Inside the NBA Foundation: How and Why the League is Committing Millions to Black Communities

center for teen empowerment mentors and mentees. The boston-based group is a grantee of the NBA foundation.

center for teen empowerment mentors and mentees. The boston-based group is a grantee of the NBA foundation.

The National Basketball Association capped off another exciting season with two small-market teams—the Milwaukee Bucks and the Phoenix Suns—duking it out in a six-game finals series. Superstar Giannis “The Greek Freak” Antetokounmpo took home Finals MVP, leading the Bucks to victory. It was a true redemption after the Bucks’ surprising loss to this writer’s beloved Miami Heat last year.

But the NBA has been making headlines in the world of philanthropy, too.

The NBA is known for being a relatively progressive league and its majority Black player base has been increasingly outspoken about an array of timely issues, from criminal justice reform to mental health, and we’ve been tracking the philanthropy of this latest generation of NBA stars. Some have already begun to donate in a sizable way, including Lebron James, Kevin Durant and Stephen Curry. With the bulk of their attention still focused on their playing careers, these figures have plenty of time to iron out and deepen their giving interests later.

Then there’s the NBA Foundation, incorporated in 2020, whose mission is to drive economic opportunity in the Black community through employment and career development by funding programs that generate successful transitions from school to meaningful employment for Black youth. The young foundation pledged an initial $300 million over the next decade. Each NBA team will donate $1 million annually, or $30 million collectively, over those 10 years.

== Given request 1 ==
Duplicate the stretch of the listing from the line containing "time-axis[interactable]: Feb Mar" through the line containing "rsi-legend-value: 38.28 —", keeping both of those lines.
The article about the NBA Foundation has nothing to do with the listing that comes after it.

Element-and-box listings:
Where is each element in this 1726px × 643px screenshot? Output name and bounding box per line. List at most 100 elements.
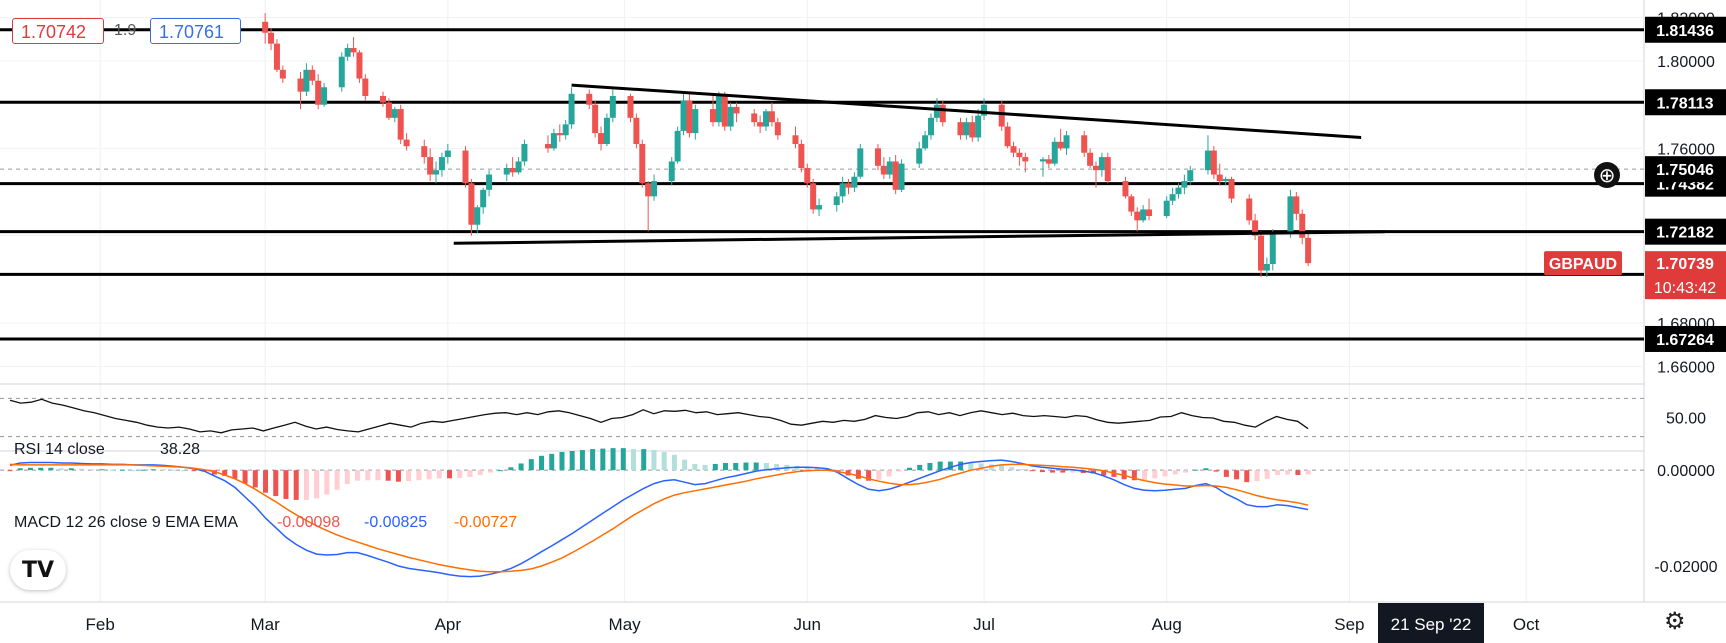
time-axis[interactable]: Feb Mar Apr May Jun Jul Aug Sep Oct 21 Sep '22 — [86, 603, 1540, 643]
macd-histogram-bar — [385, 470, 391, 481]
candle-body — [1122, 181, 1129, 197]
candle-body — [303, 69, 310, 92]
candle-body — [727, 106, 734, 127]
macd-histogram-bar — [896, 470, 902, 472]
macd-panel — [0, 448, 1644, 578]
candle-body — [975, 115, 982, 138]
candle-body — [315, 80, 322, 105]
macd-histogram-bar — [1193, 469, 1199, 471]
macd-histogram-bar — [436, 470, 442, 479]
macd-histogram-bar — [835, 470, 841, 472]
macd-histogram-bar — [937, 461, 943, 471]
candle-body — [1293, 196, 1300, 214]
rsi-legend-value: 38.28 — [160, 441, 200, 458]
candle-body — [515, 161, 522, 173]
candle-body — [845, 183, 852, 188]
macd-histogram-bar — [140, 469, 146, 471]
candle-body — [1140, 209, 1147, 221]
macd-histogram-bar — [232, 470, 238, 479]
time-tick-label: May — [609, 615, 642, 634]
macd-histogram-bar — [600, 448, 606, 471]
macd-histogram-bar — [886, 470, 892, 477]
candle-body — [1087, 152, 1094, 166]
candle-body — [268, 32, 275, 44]
gear-icon[interactable]: ⚙ — [1664, 607, 1686, 635]
candle-body — [480, 189, 487, 208]
sell-price-box[interactable]: 1.70742 — [12, 18, 104, 44]
macd-histogram-bar — [395, 470, 401, 482]
macd-histogram-bar — [375, 470, 381, 481]
candle-body — [438, 157, 445, 171]
candle-body — [598, 133, 605, 144]
macd-histogram-bar — [753, 462, 759, 471]
macd-histogram-bar — [252, 470, 258, 488]
macd-tick-label: -0.02000 — [1654, 559, 1717, 576]
macd-histogram-bar — [814, 467, 820, 471]
candle-body — [397, 109, 404, 140]
candle-body — [633, 117, 640, 144]
macd-histogram-bar — [876, 470, 882, 480]
candle-body — [444, 150, 451, 158]
candle-body — [1057, 141, 1064, 149]
price-axis-tags: 1.814361.781131.743821.721821.702251.672… — [1544, 16, 1726, 352]
macd-histogram-bar — [651, 450, 657, 471]
macd-histogram-bar — [1029, 470, 1035, 472]
candle-body — [804, 168, 811, 184]
candle-body — [1305, 237, 1312, 264]
level-price-tag-text: 1.72182 — [1656, 225, 1714, 242]
candle-body — [810, 183, 817, 210]
buy-price-box[interactable]: 1.70761 — [150, 18, 241, 44]
price-tick-label: 1.66000 — [1657, 360, 1715, 377]
candle-body — [639, 144, 646, 184]
macd-histogram-bar — [549, 453, 555, 471]
macd-histogram-bar — [620, 448, 626, 471]
macd-histogram-bar — [1203, 468, 1209, 471]
candle-body — [1004, 126, 1011, 147]
candle-body — [969, 122, 976, 138]
macd-histogram-bar — [610, 448, 616, 471]
candle-body — [503, 168, 510, 175]
macd-histogram-bar — [487, 470, 493, 473]
candle-body — [385, 102, 392, 118]
candle-body — [262, 21, 269, 33]
macd-histogram-bar — [641, 449, 647, 471]
macd-histogram-bar — [1244, 470, 1250, 483]
candle-body — [686, 100, 693, 134]
macd-histogram-bar — [1039, 470, 1045, 473]
macd-legend-macd: -0.00825 — [364, 514, 427, 531]
candle-body — [733, 106, 740, 114]
plus-circle-icon[interactable]: ⊕ — [1594, 162, 1620, 188]
macd-histogram-bar — [68, 468, 74, 471]
candle-body — [933, 104, 940, 118]
candle-body — [1045, 159, 1052, 164]
macd-histogram-bar — [692, 463, 698, 471]
macd-histogram-bar — [355, 470, 361, 481]
macd-histogram-bar — [978, 463, 984, 471]
countdown-text: 10:43:42 — [1654, 280, 1716, 297]
price-tick-label: 1.80000 — [1657, 54, 1715, 71]
macd-legend-histogram: -0.00098 — [277, 514, 340, 531]
tradingview-logo[interactable]: TV — [10, 550, 66, 590]
candlestick-series — [262, 13, 1312, 278]
candle-body — [609, 96, 616, 118]
candle-body — [1216, 174, 1223, 182]
macd-histogram-bar — [426, 470, 432, 480]
level-price-tag-bg — [1645, 89, 1726, 116]
macd-histogram-bar — [947, 461, 953, 471]
candle-body — [1022, 157, 1029, 162]
macd-histogram-bar — [130, 470, 136, 472]
candle-body — [356, 52, 363, 79]
macd-histogram-bar — [263, 470, 269, 493]
candle-body — [1299, 213, 1306, 238]
macd-histogram-bar — [569, 451, 575, 471]
candle-body — [851, 176, 858, 188]
macd-histogram-bar — [1254, 470, 1260, 482]
candle-body — [474, 207, 481, 225]
candle-body — [1175, 187, 1182, 195]
time-tick-label: Feb — [86, 615, 115, 634]
candle-body — [715, 96, 722, 123]
macd-histogram-bar — [988, 464, 994, 471]
macd-histogram-bar — [89, 469, 95, 471]
live-price-text: 1.70739 — [1656, 256, 1714, 273]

== Given request 2 ==
Write down the stretch of the NBA Foundation article from "The National Basketball" through "Heat last year.", word for word.

== Exercise answer 1 ==
time-axis[interactable]: Feb Mar Apr May Jun Jul Aug Sep Oct 21 Sep '22 — [86, 603, 1540, 643]
macd-histogram-bar — [385, 470, 391, 481]
candle-body — [1122, 181, 1129, 197]
candle-body — [303, 69, 310, 92]
candle-body — [727, 106, 734, 127]
macd-histogram-bar — [896, 470, 902, 472]
macd-panel — [0, 448, 1644, 578]
candle-body — [975, 115, 982, 138]
candle-body — [315, 80, 322, 105]
macd-histogram-bar — [1193, 469, 1199, 471]
macd-histogram-bar — [436, 470, 442, 479]
macd-histogram-bar — [835, 470, 841, 472]
macd-histogram-bar — [937, 461, 943, 471]
candle-body — [1293, 196, 1300, 214]
rsi-legend-value: 38.28 — [160, 441, 200, 458]

== Exercise answer 2 ==
The National Basketball Association capped off another exciting season with two small-market teams—the Milwaukee Bucks and the Phoenix Suns—duking it out in a six-game finals series. Superstar Giannis “The Greek Freak” Antetokounmpo took home Finals MVP, leading the Bucks to victory. It was a true redemption after the Bucks’ surprising loss to this writer’s beloved Miami Heat last year.